_Exercise brief_:
Restate the whole listing exactly.

_Extracted entries_:

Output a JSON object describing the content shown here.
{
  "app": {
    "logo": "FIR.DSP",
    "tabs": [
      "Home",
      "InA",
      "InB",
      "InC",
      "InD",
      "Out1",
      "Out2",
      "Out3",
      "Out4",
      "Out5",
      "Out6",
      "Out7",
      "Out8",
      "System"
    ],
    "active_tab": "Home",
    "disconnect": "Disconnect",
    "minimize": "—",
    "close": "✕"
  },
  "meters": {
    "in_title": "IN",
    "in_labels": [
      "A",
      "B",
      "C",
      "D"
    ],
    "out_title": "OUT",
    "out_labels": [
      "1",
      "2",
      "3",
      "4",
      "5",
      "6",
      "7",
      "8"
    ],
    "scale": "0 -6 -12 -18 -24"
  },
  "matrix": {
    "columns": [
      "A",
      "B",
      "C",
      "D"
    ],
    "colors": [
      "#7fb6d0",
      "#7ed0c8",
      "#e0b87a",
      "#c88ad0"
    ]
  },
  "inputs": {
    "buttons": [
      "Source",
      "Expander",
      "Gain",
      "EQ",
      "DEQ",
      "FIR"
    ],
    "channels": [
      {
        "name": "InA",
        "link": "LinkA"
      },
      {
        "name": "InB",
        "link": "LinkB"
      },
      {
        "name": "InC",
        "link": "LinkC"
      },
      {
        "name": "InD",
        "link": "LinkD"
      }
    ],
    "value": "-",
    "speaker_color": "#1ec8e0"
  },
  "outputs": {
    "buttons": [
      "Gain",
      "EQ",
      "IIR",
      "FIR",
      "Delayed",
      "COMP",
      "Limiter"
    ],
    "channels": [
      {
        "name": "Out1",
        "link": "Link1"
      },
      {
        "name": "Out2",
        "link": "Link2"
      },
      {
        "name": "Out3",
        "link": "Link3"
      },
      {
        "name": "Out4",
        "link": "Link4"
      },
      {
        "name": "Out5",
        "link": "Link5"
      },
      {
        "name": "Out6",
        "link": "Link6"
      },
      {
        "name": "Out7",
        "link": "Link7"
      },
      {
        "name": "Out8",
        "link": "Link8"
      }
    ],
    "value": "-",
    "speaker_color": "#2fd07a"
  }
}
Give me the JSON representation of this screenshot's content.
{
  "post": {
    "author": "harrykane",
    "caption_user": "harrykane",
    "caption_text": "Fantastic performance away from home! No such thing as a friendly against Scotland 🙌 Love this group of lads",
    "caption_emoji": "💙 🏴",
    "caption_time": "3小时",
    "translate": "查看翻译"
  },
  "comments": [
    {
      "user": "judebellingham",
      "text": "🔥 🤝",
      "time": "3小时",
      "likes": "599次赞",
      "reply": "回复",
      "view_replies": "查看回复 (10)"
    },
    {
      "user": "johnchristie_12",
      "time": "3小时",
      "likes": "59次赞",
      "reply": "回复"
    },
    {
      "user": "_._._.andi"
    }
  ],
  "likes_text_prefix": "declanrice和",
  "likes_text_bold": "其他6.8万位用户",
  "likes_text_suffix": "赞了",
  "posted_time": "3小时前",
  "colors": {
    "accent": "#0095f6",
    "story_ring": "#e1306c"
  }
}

_Task solution_:
Output a JSON object describing the content shown here.
{
  "app": {
    "logo": "FIR.DSP",
    "tabs": [
      "Home",
      "InA",
      "InB",
      "InC",
      "InD",
      "Out1",
      "Out2",
      "Out3",
      "Out4",
      "Out5",
      "Out6",
      "Out7",
      "Out8",
      "System"
    ],
    "active_tab": "Home",
    "disconnect": "Disconnect",
    "minimize": "—",
    "close": "✕"
  },
  "meters": {
    "in_title": "IN",
    "in_labels": [
      "A",
      "B",
      "C",
      "D"
    ],
    "out_title": "OUT",
    "out_labels": [
      "1",
      "2",
      "3",
      "4",
      "5",
      "6",
      "7",
      "8"
    ],
    "scale": "0 -6 -12 -18 -24"
  },
  "matrix": {
    "columns": [
      "A",
      "B",
      "C",
      "D"
    ],
    "colors": [
      "#7fb6d0",
      "#7ed0c8",
      "#e0b87a",
      "#c88ad0"
    ]
  },
  "inputs": {
    "buttons": [
      "Source",
      "Expander",
      "Gain",
      "EQ",
      "DEQ",
      "FIR"
    ],
    "channels": [
      {
        "name": "InA",
        "link": "LinkA"
      },
      {
        "name": "InB",
        "link": "LinkB"
      },
      {
        "name": "InC",
        "link": "LinkC"
      },
      {
        "name": "InD",
        "link": "LinkD"
      }
    ],
    "value": "-",
    "speaker_color": "#1ec8e0"
  },
  "outputs": {
    "buttons": [
      "Gain",
      "EQ",
      "IIR",
      "FIR",
      "Delayed",
      "COMP",
      "Limiter"
    ],
    "channels": [
      {
        "name": "Out1",
        "link": "Link1"
      },
      {
        "name": "Out2",
        "link": "Link2"
      },
      {
        "name": "Out3",
        "link": "Link3"
      },
      {
        "name": "Out4",
        "link": "Link4"
      },
      {
        "name": "Out5",
        "link": "Link5"
      },
      {
        "name": "Out6",
        "link": "Link6"
      },
      {
        "name": "Out7",
        "link": "Link7"
      },
      {
        "name": "Out8",
        "link": "Link8"
      }
    ],
    "value": "-",
    "speaker_color": "#2fd07a"
  }
}
Give me the JSON representation of this screenshot's content.
{
  "post": {
    "author": "harrykane",
    "caption_user": "harrykane",
    "caption_text": "Fantastic performance away from home! No such thing as a friendly against Scotland 🙌 Love this group of lads",
    "caption_emoji": "💙 🏴",
    "caption_time": "3小时",
    "translate": "查看翻译"
  },
  "comments": [
    {
      "user": "judebellingham",
      "text": "🔥 🤝",
      "time": "3小时",
      "likes": "599次赞",
      "reply": "回复",
      "view_replies": "查看回复 (10)"
    },
    {
      "user": "johnchristie_12",
      "time": "3小时",
      "likes": "59次赞",
      "reply": "回复"
    },
    {
      "user": "_._._.andi"
    }
  ],
  "likes_text_prefix": "declanrice和",
  "likes_text_bold": "其他6.8万位用户",
  "likes_text_suffix": "赞了",
  "posted_time": "3小时前",
  "colors": {
    "accent": "#0095f6",
    "story_ring": "#e1306c"
  }
}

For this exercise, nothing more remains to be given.